* YOUR OBJECTIVE *
Pictures stay out; everything else in the records below is copied exactly.

---+---

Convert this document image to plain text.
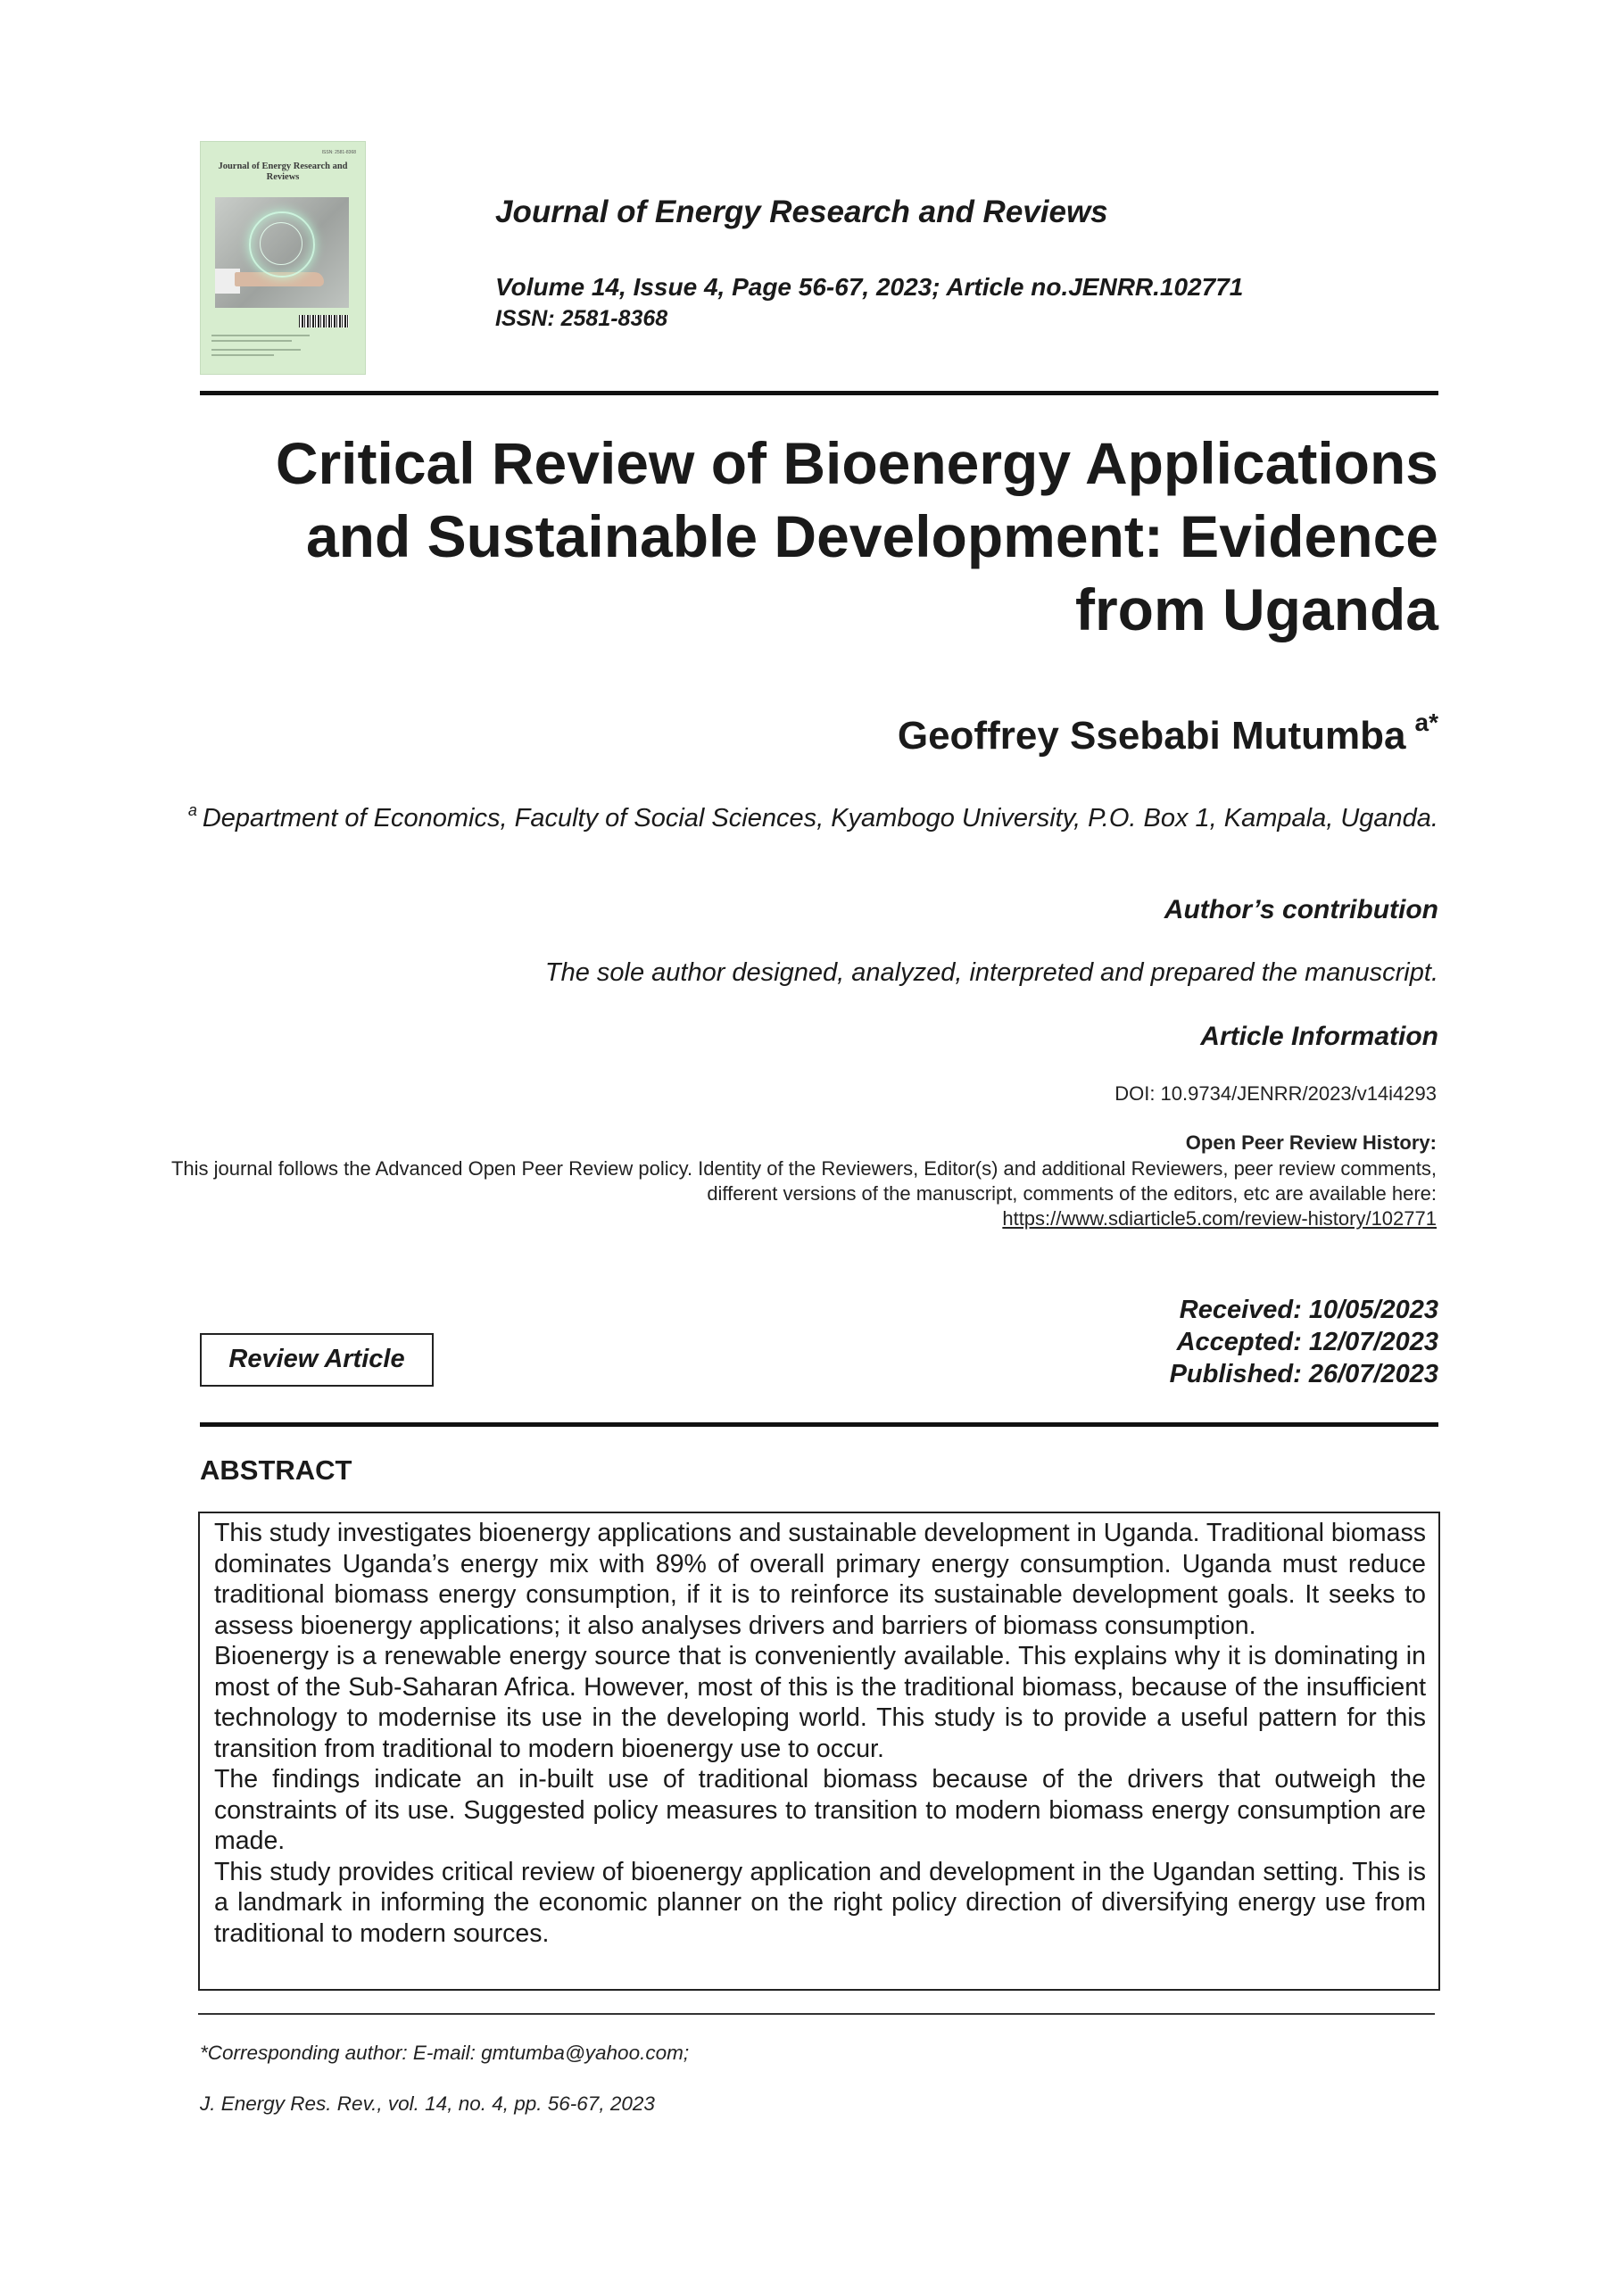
ISSN: 2581-8368
Journal of Energy Research and Reviews
Journal of Energy Research and Reviews
Volume 14, Issue 4, Page 56-67, 2023; Article no.JENRR.102771
ISSN: 2581-8368
Critical Review of Bioenergy Applications and Sustainable Development: Evidence from Uganda
Geoffrey Ssebabi Mutumba $^{a*}$
$^a$ Department of Economics, Faculty of Social Sciences, Kyambogo University, P.O. Box 1, Kampala, Uganda.
Author’s contribution
The sole author designed, analyzed, interpreted and prepared the manuscript.
Article Information
DOI: 10.9734/JENRR/2023/v14i4293
Open Peer Review History:
This journal follows the Advanced Open Peer Review policy. Identity of the Reviewers, Editor(s) and additional Reviewers, peer review comments, different versions of the manuscript, comments of the editors, etc are available here:
https://www.sdiarticle5.com/review-history/102771
Received: 10/05/2023
Accepted: 12/07/2023
Published: 26/07/2023
Review Article
ABSTRACT

This study investigates bioenergy applications and sustainable development in Uganda. Traditional biomass dominates Uganda’s energy mix with 89% of overall primary energy consumption. Uganda must reduce traditional biomass energy consumption, if it is to reinforce its sustainable development goals. It seeks to assess bioenergy applications; it also analyses drivers and barriers of biomass consumption.

Bioenergy is a renewable energy source that is conveniently available. This explains why it is dominating in most of the Sub-Saharan Africa. However, most of this is the traditional biomass, because of the insufficient technology to modernise its use in the developing world. This study is to provide a useful pattern for this transition from traditional to modern bioenergy use to occur.

The findings indicate an in-built use of traditional biomass because of the drivers that outweigh the constraints of its use. Suggested policy measures to transition to modern biomass energy consumption are made.

This study provides critical review of bioenergy application and development in the Ugandan setting. This is a landmark in informing the economic planner on the right policy direction of diversifying energy use from traditional to modern sources.

*Corresponding author: E-mail: gmtumba@yahoo.com;
J. Energy Res. Rev., vol. 14, no. 4, pp. 56-67, 2023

---+---

* EXERCISE SOLUTION *
Convert this document image to plain text.
ISSN: 2581-8368
Journal of Energy Research and Reviews
Journal of Energy Research and Reviews
Volume 14, Issue 4, Page 56-67, 2023; Article no.JENRR.102771
ISSN: 2581-8368
Critical Review of Bioenergy Applications and Sustainable Development: Evidence from Uganda
Geoffrey Ssebabi Mutumba $^{a*}$
$^a$ Department of Economics, Faculty of Social Sciences, Kyambogo University, P.O. Box 1, Kampala, Uganda.
Author’s contribution
The sole author designed, analyzed, interpreted and prepared the manuscript.
Article Information
DOI: 10.9734/JENRR/2023/v14i4293
Open Peer Review History:
This journal follows the Advanced Open Peer Review policy. Identity of the Reviewers, Editor(s) and additional Reviewers, peer review comments, different versions of the manuscript, comments of the editors, etc are available here:
https://www.sdiarticle5.com/review-history/102771
Received: 10/05/2023
Accepted: 12/07/2023
Published: 26/07/2023
Review Article
ABSTRACT

This study investigates bioenergy applications and sustainable development in Uganda. Traditional biomass dominates Uganda’s energy mix with 89% of overall primary energy consumption. Uganda must reduce traditional biomass energy consumption, if it is to reinforce its sustainable development goals. It seeks to assess bioenergy applications; it also analyses drivers and barriers of biomass consumption.

Bioenergy is a renewable energy source that is conveniently available. This explains why it is dominating in most of the Sub-Saharan Africa. However, most of this is the traditional biomass, because of the insufficient technology to modernise its use in the developing world. This study is to provide a useful pattern for this transition from traditional to modern bioenergy use to occur.

The findings indicate an in-built use of traditional biomass because of the drivers that outweigh the constraints of its use. Suggested policy measures to transition to modern biomass energy consumption are made.

This study provides critical review of bioenergy application and development in the Ugandan setting. This is a landmark in informing the economic planner on the right policy direction of diversifying energy use from traditional to modern sources.

*Corresponding author: E-mail: gmtumba@yahoo.com;
J. Energy Res. Rev., vol. 14, no. 4, pp. 56-67, 2023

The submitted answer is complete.